**Your task**
Send back all the data below, exactly as given.

**Material**
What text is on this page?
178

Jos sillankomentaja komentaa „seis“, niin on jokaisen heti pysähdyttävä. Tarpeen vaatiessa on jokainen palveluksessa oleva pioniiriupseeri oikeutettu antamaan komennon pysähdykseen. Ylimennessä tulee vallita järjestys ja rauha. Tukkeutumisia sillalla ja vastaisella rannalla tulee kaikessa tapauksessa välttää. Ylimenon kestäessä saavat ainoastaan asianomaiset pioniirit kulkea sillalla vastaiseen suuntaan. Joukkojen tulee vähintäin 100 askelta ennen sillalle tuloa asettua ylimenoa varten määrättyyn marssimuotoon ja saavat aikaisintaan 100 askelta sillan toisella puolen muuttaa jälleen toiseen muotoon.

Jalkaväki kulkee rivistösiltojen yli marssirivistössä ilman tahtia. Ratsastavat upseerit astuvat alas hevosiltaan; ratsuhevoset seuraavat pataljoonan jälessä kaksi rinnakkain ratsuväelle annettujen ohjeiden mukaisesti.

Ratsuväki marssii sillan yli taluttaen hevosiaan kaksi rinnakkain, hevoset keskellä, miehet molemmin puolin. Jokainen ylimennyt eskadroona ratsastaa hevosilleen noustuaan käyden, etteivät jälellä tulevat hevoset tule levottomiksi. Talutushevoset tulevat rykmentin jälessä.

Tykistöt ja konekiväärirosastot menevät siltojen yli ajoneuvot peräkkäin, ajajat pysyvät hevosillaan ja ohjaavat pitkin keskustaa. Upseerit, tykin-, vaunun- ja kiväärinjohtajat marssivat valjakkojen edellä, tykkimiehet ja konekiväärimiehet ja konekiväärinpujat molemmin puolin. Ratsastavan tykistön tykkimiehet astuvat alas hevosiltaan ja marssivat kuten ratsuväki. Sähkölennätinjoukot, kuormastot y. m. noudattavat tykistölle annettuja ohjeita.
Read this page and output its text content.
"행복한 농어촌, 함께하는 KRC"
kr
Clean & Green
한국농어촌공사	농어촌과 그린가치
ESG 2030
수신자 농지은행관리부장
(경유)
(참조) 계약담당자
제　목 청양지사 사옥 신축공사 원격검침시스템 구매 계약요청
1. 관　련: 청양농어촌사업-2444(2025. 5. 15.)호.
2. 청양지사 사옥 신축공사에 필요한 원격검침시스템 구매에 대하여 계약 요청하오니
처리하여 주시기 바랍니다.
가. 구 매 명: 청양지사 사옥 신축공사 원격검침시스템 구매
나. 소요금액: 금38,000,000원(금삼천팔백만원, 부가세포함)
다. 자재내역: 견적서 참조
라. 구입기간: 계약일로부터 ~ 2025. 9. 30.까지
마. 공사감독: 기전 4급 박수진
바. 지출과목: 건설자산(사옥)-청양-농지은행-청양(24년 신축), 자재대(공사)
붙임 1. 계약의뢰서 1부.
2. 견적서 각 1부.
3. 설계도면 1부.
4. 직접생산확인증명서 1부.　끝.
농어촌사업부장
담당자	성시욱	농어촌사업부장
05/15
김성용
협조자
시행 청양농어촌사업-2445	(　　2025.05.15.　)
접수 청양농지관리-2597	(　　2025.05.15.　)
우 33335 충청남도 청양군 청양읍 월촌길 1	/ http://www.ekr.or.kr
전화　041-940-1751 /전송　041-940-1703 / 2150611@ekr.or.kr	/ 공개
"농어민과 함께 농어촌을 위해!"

**The answer**
What text is on this page?
178

Jos sillankomentaja komentaa „seis“, niin on jokaisen heti pysähdyttävä. Tarpeen vaatiessa on jokainen palveluksessa oleva pioniiriupseeri oikeutettu antamaan komennon pysähdykseen. Ylimennessä tulee vallita järjestys ja rauha. Tukkeutumisia sillalla ja vastaisella rannalla tulee kaikessa tapauksessa välttää. Ylimenon kestäessä saavat ainoastaan asianomaiset pioniirit kulkea sillalla vastaiseen suuntaan. Joukkojen tulee vähintäin 100 askelta ennen sillalle tuloa asettua ylimenoa varten määrättyyn marssimuotoon ja saavat aikaisintaan 100 askelta sillan toisella puolen muuttaa jälleen toiseen muotoon.

Jalkaväki kulkee rivistösiltojen yli marssirivistössä ilman tahtia. Ratsastavat upseerit astuvat alas hevosiltaan; ratsuhevoset seuraavat pataljoonan jälessä kaksi rinnakkain ratsuväelle annettujen ohjeiden mukaisesti.

Ratsuväki marssii sillan yli taluttaen hevosiaan kaksi rinnakkain, hevoset keskellä, miehet molemmin puolin. Jokainen ylimennyt eskadroona ratsastaa hevosilleen noustuaan käyden, etteivät jälellä tulevat hevoset tule levottomiksi. Talutushevoset tulevat rykmentin jälessä.

Tykistöt ja konekiväärirosastot menevät siltojen yli ajoneuvot peräkkäin, ajajat pysyvät hevosillaan ja ohjaavat pitkin keskustaa. Upseerit, tykin-, vaunun- ja kiväärinjohtajat marssivat valjakkojen edellä, tykkimiehet ja konekiväärimiehet ja konekiväärinpujat molemmin puolin. Ratsastavan tykistön tykkimiehet astuvat alas hevosiltaan ja marssivat kuten ratsuväki. Sähkölennätinjoukot, kuormastot y. m. noudattavat tykistölle annettuja ohjeita.
Read this page and output its text content.
"행복한 농어촌, 함께하는 KRC"
kr
Clean & Green
한국농어촌공사	농어촌과 그린가치
ESG 2030
수신자 농지은행관리부장
(경유)
(참조) 계약담당자
제　목 청양지사 사옥 신축공사 원격검침시스템 구매 계약요청
1. 관　련: 청양농어촌사업-2444(2025. 5. 15.)호.
2. 청양지사 사옥 신축공사에 필요한 원격검침시스템 구매에 대하여 계약 요청하오니
처리하여 주시기 바랍니다.
가. 구 매 명: 청양지사 사옥 신축공사 원격검침시스템 구매
나. 소요금액: 금38,000,000원(금삼천팔백만원, 부가세포함)
다. 자재내역: 견적서 참조
라. 구입기간: 계약일로부터 ~ 2025. 9. 30.까지
마. 공사감독: 기전 4급 박수진
바. 지출과목: 건설자산(사옥)-청양-농지은행-청양(24년 신축), 자재대(공사)
붙임 1. 계약의뢰서 1부.
2. 견적서 각 1부.
3. 설계도면 1부.
4. 직접생산확인증명서 1부.　끝.
농어촌사업부장
담당자	성시욱	농어촌사업부장
05/15
김성용
협조자
시행 청양농어촌사업-2445	(　　2025.05.15.　)
접수 청양농지관리-2597	(　　2025.05.15.　)
우 33335 충청남도 청양군 청양읍 월촌길 1	/ http://www.ekr.or.kr
전화　041-940-1751 /전송　041-940-1703 / 2150611@ekr.or.kr	/ 공개
"농어민과 함께 농어촌을 위해!"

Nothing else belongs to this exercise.